● **MATERIAL PROVIDED**:
★ ★ ★
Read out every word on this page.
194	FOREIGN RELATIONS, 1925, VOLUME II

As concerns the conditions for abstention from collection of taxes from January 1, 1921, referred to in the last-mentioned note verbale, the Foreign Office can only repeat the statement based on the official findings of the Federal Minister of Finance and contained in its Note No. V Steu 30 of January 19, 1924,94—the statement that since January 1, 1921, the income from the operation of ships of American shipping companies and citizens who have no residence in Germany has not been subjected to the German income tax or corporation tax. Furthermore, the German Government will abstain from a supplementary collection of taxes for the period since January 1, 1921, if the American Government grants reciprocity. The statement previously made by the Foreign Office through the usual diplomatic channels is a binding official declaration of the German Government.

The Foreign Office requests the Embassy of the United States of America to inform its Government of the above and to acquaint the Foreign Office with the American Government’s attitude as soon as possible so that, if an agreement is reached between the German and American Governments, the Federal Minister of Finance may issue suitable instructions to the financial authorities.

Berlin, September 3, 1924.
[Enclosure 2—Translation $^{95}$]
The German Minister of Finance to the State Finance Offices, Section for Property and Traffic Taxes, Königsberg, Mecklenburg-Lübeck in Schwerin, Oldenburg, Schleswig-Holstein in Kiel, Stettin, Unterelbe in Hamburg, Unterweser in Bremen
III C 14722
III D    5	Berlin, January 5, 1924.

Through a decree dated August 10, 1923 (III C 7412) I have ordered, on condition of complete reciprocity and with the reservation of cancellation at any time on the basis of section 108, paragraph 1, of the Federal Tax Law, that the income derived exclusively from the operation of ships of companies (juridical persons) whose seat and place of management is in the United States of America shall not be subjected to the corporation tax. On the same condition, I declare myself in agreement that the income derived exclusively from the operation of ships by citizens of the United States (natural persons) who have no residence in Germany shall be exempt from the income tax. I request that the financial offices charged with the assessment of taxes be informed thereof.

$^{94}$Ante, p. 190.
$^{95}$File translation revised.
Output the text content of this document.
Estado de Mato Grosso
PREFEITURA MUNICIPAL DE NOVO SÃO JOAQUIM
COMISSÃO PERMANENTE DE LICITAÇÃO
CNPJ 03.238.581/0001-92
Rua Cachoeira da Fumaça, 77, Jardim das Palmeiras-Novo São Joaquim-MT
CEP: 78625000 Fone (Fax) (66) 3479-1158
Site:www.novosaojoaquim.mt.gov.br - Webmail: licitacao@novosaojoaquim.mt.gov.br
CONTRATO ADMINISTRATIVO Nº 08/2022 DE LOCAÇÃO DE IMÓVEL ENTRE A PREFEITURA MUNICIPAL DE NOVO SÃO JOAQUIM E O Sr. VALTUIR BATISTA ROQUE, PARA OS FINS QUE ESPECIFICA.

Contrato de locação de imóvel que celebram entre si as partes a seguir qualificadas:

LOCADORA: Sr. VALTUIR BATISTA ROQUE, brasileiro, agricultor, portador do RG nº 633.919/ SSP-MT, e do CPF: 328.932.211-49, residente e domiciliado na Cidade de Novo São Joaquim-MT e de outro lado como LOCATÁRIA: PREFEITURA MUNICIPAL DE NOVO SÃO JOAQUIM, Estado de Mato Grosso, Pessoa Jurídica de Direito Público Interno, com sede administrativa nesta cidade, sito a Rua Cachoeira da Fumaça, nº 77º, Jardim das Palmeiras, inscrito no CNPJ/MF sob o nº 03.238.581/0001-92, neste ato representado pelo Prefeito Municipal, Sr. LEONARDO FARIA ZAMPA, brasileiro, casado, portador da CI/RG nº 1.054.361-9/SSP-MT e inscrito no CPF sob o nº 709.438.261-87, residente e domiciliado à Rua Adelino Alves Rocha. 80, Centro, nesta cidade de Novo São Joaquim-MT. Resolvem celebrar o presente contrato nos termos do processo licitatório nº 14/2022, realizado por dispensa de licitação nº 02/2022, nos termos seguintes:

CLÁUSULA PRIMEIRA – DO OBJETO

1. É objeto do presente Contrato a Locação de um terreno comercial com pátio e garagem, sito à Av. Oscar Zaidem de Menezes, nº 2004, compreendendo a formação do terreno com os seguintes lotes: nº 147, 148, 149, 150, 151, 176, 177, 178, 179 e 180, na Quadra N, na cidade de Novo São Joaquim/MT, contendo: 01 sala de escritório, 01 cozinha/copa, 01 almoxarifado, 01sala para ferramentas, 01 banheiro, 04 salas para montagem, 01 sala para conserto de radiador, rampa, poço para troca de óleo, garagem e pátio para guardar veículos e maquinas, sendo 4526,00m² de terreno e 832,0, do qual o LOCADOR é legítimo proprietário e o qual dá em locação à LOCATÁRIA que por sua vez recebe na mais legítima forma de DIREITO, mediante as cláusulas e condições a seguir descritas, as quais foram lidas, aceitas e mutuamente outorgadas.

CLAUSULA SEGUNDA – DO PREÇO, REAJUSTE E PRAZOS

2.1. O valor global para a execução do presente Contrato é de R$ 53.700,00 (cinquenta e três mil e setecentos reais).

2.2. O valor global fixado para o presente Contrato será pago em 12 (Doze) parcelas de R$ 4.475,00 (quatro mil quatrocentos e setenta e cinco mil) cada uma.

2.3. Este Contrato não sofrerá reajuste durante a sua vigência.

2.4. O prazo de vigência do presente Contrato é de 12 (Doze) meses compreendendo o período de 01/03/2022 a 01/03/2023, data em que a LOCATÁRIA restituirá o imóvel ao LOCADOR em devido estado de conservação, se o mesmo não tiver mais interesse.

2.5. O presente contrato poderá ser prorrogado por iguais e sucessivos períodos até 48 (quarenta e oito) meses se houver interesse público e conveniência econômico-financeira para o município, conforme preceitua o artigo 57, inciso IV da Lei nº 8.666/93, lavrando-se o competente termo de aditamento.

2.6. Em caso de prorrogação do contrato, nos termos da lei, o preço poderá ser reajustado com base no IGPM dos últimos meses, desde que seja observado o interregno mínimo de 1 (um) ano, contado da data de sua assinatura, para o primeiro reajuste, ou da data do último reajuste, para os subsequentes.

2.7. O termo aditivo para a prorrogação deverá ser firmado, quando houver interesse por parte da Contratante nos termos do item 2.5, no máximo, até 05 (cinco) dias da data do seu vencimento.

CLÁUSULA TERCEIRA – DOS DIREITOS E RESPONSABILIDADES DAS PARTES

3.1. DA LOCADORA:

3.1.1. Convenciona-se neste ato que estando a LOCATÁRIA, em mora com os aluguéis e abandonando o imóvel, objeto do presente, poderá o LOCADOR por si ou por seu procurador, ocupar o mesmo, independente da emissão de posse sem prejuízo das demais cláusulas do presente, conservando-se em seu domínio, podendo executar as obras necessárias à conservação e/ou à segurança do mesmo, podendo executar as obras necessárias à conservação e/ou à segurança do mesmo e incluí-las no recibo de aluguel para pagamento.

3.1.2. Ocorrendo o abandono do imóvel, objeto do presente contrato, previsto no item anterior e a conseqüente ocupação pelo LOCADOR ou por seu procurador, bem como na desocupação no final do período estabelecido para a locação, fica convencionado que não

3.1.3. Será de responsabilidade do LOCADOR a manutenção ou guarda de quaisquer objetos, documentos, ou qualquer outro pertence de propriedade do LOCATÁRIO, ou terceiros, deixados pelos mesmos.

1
★ ★ ★
● **SHORT TASK**: Nothing should be changed: write out all of the data as is.

● **SOLVED EXERCISE**:
Read out every word on this page.
194	FOREIGN RELATIONS, 1925, VOLUME II

As concerns the conditions for abstention from collection of taxes from January 1, 1921, referred to in the last-mentioned note verbale, the Foreign Office can only repeat the statement based on the official findings of the Federal Minister of Finance and contained in its Note No. V Steu 30 of January 19, 1924,94—the statement that since January 1, 1921, the income from the operation of ships of American shipping companies and citizens who have no residence in Germany has not been subjected to the German income tax or corporation tax. Furthermore, the German Government will abstain from a supplementary collection of taxes for the period since January 1, 1921, if the American Government grants reciprocity. The statement previously made by the Foreign Office through the usual diplomatic channels is a binding official declaration of the German Government.

The Foreign Office requests the Embassy of the United States of America to inform its Government of the above and to acquaint the Foreign Office with the American Government’s attitude as soon as possible so that, if an agreement is reached between the German and American Governments, the Federal Minister of Finance may issue suitable instructions to the financial authorities.

Berlin, September 3, 1924.
[Enclosure 2—Translation $^{95}$]
The German Minister of Finance to the State Finance Offices, Section for Property and Traffic Taxes, Königsberg, Mecklenburg-Lübeck in Schwerin, Oldenburg, Schleswig-Holstein in Kiel, Stettin, Unterelbe in Hamburg, Unterweser in Bremen
III C 14722
III D    5	Berlin, January 5, 1924.

Through a decree dated August 10, 1923 (III C 7412) I have ordered, on condition of complete reciprocity and with the reservation of cancellation at any time on the basis of section 108, paragraph 1, of the Federal Tax Law, that the income derived exclusively from the operation of ships of companies (juridical persons) whose seat and place of management is in the United States of America shall not be subjected to the corporation tax. On the same condition, I declare myself in agreement that the income derived exclusively from the operation of ships by citizens of the United States (natural persons) who have no residence in Germany shall be exempt from the income tax. I request that the financial offices charged with the assessment of taxes be informed thereof.

$^{94}$Ante, p. 190.
$^{95}$File translation revised.
Output the text content of this document.
Estado de Mato Grosso
PREFEITURA MUNICIPAL DE NOVO SÃO JOAQUIM
COMISSÃO PERMANENTE DE LICITAÇÃO
CNPJ 03.238.581/0001-92
Rua Cachoeira da Fumaça, 77, Jardim das Palmeiras-Novo São Joaquim-MT
CEP: 78625000 Fone (Fax) (66) 3479-1158
Site:www.novosaojoaquim.mt.gov.br - Webmail: licitacao@novosaojoaquim.mt.gov.br
CONTRATO ADMINISTRATIVO Nº 08/2022 DE LOCAÇÃO DE IMÓVEL ENTRE A PREFEITURA MUNICIPAL DE NOVO SÃO JOAQUIM E O Sr. VALTUIR BATISTA ROQUE, PARA OS FINS QUE ESPECIFICA.

Contrato de locação de imóvel que celebram entre si as partes a seguir qualificadas:

LOCADORA: Sr. VALTUIR BATISTA ROQUE, brasileiro, agricultor, portador do RG nº 633.919/ SSP-MT, e do CPF: 328.932.211-49, residente e domiciliado na Cidade de Novo São Joaquim-MT e de outro lado como LOCATÁRIA: PREFEITURA MUNICIPAL DE NOVO SÃO JOAQUIM, Estado de Mato Grosso, Pessoa Jurídica de Direito Público Interno, com sede administrativa nesta cidade, sito a Rua Cachoeira da Fumaça, nº 77º, Jardim das Palmeiras, inscrito no CNPJ/MF sob o nº 03.238.581/0001-92, neste ato representado pelo Prefeito Municipal, Sr. LEONARDO FARIA ZAMPA, brasileiro, casado, portador da CI/RG nº 1.054.361-9/SSP-MT e inscrito no CPF sob o nº 709.438.261-87, residente e domiciliado à Rua Adelino Alves Rocha. 80, Centro, nesta cidade de Novo São Joaquim-MT. Resolvem celebrar o presente contrato nos termos do processo licitatório nº 14/2022, realizado por dispensa de licitação nº 02/2022, nos termos seguintes:

CLÁUSULA PRIMEIRA – DO OBJETO

1. É objeto do presente Contrato a Locação de um terreno comercial com pátio e garagem, sito à Av. Oscar Zaidem de Menezes, nº 2004, compreendendo a formação do terreno com os seguintes lotes: nº 147, 148, 149, 150, 151, 176, 177, 178, 179 e 180, na Quadra N, na cidade de Novo São Joaquim/MT, contendo: 01 sala de escritório, 01 cozinha/copa, 01 almoxarifado, 01sala para ferramentas, 01 banheiro, 04 salas para montagem, 01 sala para conserto de radiador, rampa, poço para troca de óleo, garagem e pátio para guardar veículos e maquinas, sendo 4526,00m² de terreno e 832,0, do qual o LOCADOR é legítimo proprietário e o qual dá em locação à LOCATÁRIA que por sua vez recebe na mais legítima forma de DIREITO, mediante as cláusulas e condições a seguir descritas, as quais foram lidas, aceitas e mutuamente outorgadas.

CLAUSULA SEGUNDA – DO PREÇO, REAJUSTE E PRAZOS

2.1. O valor global para a execução do presente Contrato é de R$ 53.700,00 (cinquenta e três mil e setecentos reais).

2.2. O valor global fixado para o presente Contrato será pago em 12 (Doze) parcelas de R$ 4.475,00 (quatro mil quatrocentos e setenta e cinco mil) cada uma.

2.3. Este Contrato não sofrerá reajuste durante a sua vigência.

2.4. O prazo de vigência do presente Contrato é de 12 (Doze) meses compreendendo o período de 01/03/2022 a 01/03/2023, data em que a LOCATÁRIA restituirá o imóvel ao LOCADOR em devido estado de conservação, se o mesmo não tiver mais interesse.

2.5. O presente contrato poderá ser prorrogado por iguais e sucessivos períodos até 48 (quarenta e oito) meses se houver interesse público e conveniência econômico-financeira para o município, conforme preceitua o artigo 57, inciso IV da Lei nº 8.666/93, lavrando-se o competente termo de aditamento.

2.6. Em caso de prorrogação do contrato, nos termos da lei, o preço poderá ser reajustado com base no IGPM dos últimos meses, desde que seja observado o interregno mínimo de 1 (um) ano, contado da data de sua assinatura, para o primeiro reajuste, ou da data do último reajuste, para os subsequentes.

2.7. O termo aditivo para a prorrogação deverá ser firmado, quando houver interesse por parte da Contratante nos termos do item 2.5, no máximo, até 05 (cinco) dias da data do seu vencimento.

CLÁUSULA TERCEIRA – DOS DIREITOS E RESPONSABILIDADES DAS PARTES

3.1. DA LOCADORA:

3.1.1. Convenciona-se neste ato que estando a LOCATÁRIA, em mora com os aluguéis e abandonando o imóvel, objeto do presente, poderá o LOCADOR por si ou por seu procurador, ocupar o mesmo, independente da emissão de posse sem prejuízo das demais cláusulas do presente, conservando-se em seu domínio, podendo executar as obras necessárias à conservação e/ou à segurança do mesmo, podendo executar as obras necessárias à conservação e/ou à segurança do mesmo e incluí-las no recibo de aluguel para pagamento.

3.1.2. Ocorrendo o abandono do imóvel, objeto do presente contrato, previsto no item anterior e a conseqüente ocupação pelo LOCADOR ou por seu procurador, bem como na desocupação no final do período estabelecido para a locação, fica convencionado que não

3.1.3. Será de responsabilidade do LOCADOR a manutenção ou guarda de quaisquer objetos, documentos, ou qualquer outro pertence de propriedade do LOCATÁRIO, ou terceiros, deixados pelos mesmos.

1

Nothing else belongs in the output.